### Tujuan 1
Cari setiap baris dalam catatan yang memuat nama "name", lalu salin baris-baris itu.

### Kutipan terpilih
------------------------------------

![]() |
Cie, main ke Jakarta cie. Foto: Taufiq Anam. |
Hampir di setiap perjalanan
bersama lovely guide, selalu nggak
tau mau kemana. Dua kalimat pamungkas saat mau jalan adalah: “Yah lihat ntar
lah.” atau “Yaudah kita makan dulu baru ngobrol mau kemana.” Nggak jarang udah
di jalan terus masih nggak tau mau kemana.
Bener aja, setelah makan bubur
ayam di kawasan Jalan Tole Iskandar Depok baru lah kita tau mau kemana. Awalnya
saya udah bilang nggak papa kok kalau di sekitar Depok aja—karena ternyata
banyak kedai kopi tersembunyi yang seru untuk di-explore, tapi Mas Taufiq ngajakin ke Kota Tua Jakarta. Dari awal
dia udah pengin banget ngajakin ke situ, tapi dalam batin saya hanya
bertanya-tanya, “Emang di sana ada apa yah?”

------------------------------------

### Data sumber
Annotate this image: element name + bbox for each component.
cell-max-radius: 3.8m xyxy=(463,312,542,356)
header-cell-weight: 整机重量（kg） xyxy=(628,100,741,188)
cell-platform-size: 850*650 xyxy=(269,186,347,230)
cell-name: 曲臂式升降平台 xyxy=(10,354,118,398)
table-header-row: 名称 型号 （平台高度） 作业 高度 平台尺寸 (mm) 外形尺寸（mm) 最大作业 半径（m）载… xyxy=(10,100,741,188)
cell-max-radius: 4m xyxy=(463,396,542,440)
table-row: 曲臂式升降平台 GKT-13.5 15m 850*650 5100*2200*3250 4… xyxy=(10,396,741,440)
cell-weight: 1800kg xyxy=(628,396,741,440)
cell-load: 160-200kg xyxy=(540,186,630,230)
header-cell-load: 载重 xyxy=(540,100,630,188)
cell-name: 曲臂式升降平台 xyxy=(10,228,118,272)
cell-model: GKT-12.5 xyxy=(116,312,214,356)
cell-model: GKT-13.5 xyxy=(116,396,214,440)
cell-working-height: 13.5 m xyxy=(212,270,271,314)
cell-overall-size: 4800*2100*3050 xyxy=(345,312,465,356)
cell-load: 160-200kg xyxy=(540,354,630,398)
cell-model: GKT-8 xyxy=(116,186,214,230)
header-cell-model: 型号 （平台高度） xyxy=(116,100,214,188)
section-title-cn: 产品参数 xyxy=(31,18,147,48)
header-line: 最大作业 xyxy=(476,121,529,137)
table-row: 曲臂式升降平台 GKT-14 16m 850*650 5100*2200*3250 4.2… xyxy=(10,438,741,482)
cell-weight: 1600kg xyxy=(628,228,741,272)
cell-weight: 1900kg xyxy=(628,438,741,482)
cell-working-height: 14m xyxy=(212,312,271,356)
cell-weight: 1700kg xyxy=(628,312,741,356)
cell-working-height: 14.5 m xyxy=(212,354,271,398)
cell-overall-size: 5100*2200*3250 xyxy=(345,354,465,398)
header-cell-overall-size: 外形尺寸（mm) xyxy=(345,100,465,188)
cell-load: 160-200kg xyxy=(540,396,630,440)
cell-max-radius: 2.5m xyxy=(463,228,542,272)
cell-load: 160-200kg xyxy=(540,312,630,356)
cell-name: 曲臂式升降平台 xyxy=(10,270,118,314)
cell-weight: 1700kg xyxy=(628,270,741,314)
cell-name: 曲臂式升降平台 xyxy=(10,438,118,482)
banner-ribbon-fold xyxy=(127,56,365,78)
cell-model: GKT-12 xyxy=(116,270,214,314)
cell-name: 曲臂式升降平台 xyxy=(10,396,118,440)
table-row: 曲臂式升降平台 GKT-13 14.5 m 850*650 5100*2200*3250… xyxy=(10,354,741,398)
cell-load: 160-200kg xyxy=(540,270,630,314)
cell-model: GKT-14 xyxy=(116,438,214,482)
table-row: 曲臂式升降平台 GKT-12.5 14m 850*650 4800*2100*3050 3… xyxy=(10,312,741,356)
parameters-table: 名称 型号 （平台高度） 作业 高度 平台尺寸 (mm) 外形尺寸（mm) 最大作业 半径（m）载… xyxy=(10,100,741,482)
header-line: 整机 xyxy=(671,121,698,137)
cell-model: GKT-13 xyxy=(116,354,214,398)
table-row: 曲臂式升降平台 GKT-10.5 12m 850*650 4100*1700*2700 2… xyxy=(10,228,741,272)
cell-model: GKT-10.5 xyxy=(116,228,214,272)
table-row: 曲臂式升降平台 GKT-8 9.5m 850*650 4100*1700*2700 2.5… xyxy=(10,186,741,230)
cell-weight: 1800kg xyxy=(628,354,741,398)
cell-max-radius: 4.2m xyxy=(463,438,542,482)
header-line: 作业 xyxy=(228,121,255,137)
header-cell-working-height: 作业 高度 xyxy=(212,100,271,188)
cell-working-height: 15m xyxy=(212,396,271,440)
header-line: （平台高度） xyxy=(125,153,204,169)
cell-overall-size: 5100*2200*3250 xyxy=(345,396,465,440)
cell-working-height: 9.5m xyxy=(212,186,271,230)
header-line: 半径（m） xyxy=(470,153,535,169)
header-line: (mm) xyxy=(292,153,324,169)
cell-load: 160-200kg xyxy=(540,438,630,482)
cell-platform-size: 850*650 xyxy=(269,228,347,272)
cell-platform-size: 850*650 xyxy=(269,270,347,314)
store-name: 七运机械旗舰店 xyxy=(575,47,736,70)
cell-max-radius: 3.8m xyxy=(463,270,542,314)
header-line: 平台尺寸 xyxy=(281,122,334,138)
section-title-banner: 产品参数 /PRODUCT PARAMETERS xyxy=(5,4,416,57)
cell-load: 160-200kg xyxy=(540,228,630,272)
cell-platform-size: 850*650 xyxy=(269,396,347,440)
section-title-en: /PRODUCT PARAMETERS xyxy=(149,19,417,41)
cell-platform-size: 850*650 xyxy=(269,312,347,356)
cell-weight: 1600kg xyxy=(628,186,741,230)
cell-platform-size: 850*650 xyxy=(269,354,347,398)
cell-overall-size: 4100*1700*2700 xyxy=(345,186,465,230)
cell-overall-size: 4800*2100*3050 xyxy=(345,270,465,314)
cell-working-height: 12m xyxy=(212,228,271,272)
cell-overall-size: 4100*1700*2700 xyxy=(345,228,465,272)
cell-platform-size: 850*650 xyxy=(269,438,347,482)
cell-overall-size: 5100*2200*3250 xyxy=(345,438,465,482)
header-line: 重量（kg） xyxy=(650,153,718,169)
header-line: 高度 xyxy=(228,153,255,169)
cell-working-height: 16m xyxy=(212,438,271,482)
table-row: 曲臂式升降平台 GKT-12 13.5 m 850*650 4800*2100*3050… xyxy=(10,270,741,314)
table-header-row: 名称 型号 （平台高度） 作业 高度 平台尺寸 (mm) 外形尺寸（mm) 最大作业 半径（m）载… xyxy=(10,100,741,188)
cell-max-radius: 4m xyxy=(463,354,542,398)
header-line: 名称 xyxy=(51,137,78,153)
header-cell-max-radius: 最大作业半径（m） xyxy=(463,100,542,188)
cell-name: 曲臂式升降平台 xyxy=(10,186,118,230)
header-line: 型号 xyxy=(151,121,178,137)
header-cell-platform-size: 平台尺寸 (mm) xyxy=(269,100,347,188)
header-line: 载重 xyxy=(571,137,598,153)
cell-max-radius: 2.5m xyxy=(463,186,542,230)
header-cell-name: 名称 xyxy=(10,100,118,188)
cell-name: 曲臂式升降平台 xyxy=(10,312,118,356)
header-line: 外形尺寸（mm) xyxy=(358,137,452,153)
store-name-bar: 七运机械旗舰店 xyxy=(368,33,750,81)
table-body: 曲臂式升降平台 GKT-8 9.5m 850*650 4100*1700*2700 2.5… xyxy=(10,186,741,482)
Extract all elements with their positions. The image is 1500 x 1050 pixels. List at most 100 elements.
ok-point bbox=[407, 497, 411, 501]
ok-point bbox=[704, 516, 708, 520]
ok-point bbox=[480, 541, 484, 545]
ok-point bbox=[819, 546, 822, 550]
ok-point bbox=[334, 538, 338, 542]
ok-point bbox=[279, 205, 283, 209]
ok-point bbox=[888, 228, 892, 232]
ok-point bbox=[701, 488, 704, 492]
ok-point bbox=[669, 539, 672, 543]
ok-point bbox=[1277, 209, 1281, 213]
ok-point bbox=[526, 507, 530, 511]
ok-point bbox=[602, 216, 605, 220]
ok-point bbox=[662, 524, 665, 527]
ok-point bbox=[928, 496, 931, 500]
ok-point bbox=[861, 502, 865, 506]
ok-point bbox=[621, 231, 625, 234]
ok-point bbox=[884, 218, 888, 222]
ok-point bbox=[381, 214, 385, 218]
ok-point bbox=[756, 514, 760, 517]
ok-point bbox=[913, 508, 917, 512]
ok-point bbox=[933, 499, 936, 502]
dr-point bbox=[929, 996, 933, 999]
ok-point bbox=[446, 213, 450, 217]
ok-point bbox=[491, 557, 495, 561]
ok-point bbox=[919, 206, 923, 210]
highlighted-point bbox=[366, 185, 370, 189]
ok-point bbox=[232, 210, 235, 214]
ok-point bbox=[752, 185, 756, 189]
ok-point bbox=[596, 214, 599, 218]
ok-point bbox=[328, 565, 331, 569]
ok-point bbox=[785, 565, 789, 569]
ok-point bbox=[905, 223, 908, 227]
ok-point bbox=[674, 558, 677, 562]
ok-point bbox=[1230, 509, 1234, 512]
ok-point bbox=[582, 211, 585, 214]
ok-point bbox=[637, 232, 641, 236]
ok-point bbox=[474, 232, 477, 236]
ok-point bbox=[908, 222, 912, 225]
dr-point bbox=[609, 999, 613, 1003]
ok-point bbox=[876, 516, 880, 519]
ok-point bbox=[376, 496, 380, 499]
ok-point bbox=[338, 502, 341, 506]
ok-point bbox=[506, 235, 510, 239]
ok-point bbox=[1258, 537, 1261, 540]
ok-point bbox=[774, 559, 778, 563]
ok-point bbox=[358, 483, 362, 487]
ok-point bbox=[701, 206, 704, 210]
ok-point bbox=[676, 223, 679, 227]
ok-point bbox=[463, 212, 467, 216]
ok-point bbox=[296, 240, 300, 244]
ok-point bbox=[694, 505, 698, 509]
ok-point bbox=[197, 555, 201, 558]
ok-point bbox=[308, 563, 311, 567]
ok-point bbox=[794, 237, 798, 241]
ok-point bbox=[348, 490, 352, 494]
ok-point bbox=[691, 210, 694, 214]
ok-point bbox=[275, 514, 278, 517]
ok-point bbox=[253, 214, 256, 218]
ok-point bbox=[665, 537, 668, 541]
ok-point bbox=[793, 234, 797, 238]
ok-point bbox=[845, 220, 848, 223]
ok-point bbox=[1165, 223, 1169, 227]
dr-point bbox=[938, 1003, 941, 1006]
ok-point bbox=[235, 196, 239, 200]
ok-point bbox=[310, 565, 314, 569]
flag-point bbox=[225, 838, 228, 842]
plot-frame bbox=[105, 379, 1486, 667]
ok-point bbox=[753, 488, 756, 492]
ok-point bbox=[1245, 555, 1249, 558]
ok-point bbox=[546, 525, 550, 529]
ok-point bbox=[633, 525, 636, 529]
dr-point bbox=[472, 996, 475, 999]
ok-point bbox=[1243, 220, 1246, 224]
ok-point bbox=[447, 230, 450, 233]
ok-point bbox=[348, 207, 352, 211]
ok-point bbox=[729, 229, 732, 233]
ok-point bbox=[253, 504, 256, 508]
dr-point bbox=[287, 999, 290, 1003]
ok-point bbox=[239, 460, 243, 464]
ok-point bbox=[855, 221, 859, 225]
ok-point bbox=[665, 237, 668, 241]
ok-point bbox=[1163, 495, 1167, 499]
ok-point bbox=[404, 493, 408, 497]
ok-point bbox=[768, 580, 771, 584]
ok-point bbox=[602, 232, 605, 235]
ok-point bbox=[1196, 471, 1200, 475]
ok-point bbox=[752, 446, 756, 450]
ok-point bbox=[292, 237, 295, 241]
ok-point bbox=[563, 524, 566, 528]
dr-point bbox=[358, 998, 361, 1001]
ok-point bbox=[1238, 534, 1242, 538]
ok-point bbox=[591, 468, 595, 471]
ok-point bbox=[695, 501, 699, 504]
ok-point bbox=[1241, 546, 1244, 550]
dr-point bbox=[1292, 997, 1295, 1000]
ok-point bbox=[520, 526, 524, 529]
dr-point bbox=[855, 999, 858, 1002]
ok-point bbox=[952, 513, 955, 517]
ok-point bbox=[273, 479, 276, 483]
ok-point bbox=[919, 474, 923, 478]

------------------------------------

### Tujuan 2
Tuliskan lanjutan cerita perjalanan ke Kota Tua Jakarta, dimulai tepat setelah kalimat terakhir yang ditampilkan.

### Hasil akhir 1
Annotate this image: element name + bbox for each component.
cell-name: 曲臂式升降平台 xyxy=(10,354,118,398)
cell-name: 曲臂式升降平台 xyxy=(10,228,118,272)
cell-name: 曲臂式升降平台 xyxy=(10,270,118,314)
cell-name: 曲臂式升降平台 xyxy=(10,438,118,482)
cell-name: 曲臂式升降平台 xyxy=(10,396,118,440)
store-name: 七运机械旗舰店 xyxy=(575,47,736,70)
cell-name: 曲臂式升降平台 xyxy=(10,186,118,230)
header-cell-name: 名称 xyxy=(10,100,118,188)
cell-name: 曲臂式升降平台 xyxy=(10,312,118,356)
store-name-bar: 七运机械旗舰店 xyxy=(368,33,750,81)

### Hasil akhir 2
![]() |
Satu-satunya yang saya pikirkan tentang Kota Tua Jakarta. | Foto: durianmetropolitan.wordpress.com |
Naik sepeda dengan background
gedung putih adalah satu-satunya yang saya bayangkan ketika mendengar Kota Tua
Jakarta. Setelah 1,5 jam perjalanan dari Depok ke Jakarta Barat, ternyata bukan
hanya ada gedung putih seperti yang ada di pikiran saya sebelumnya. Tapi emang
sebuah kawasan old town atau kota
tua, lebih dari tiga atau lima museum yang ada di sana, banyak orang yang
meramaikan dengan kostum serba kuno, streetfood
terjajar di mana-mana, heritage-nya bener-bener
terasa!
“Bakal seru nih!” batin saya. Nggak
akan cukup waktu satu hari untuk bener-bener bisa keseluruh gedungnya. Tujuan
pertama tentu saja gedung putih yang selalu ada di linimasa Instagram yang
ternyata namanya adalah Museum
Fatahillah.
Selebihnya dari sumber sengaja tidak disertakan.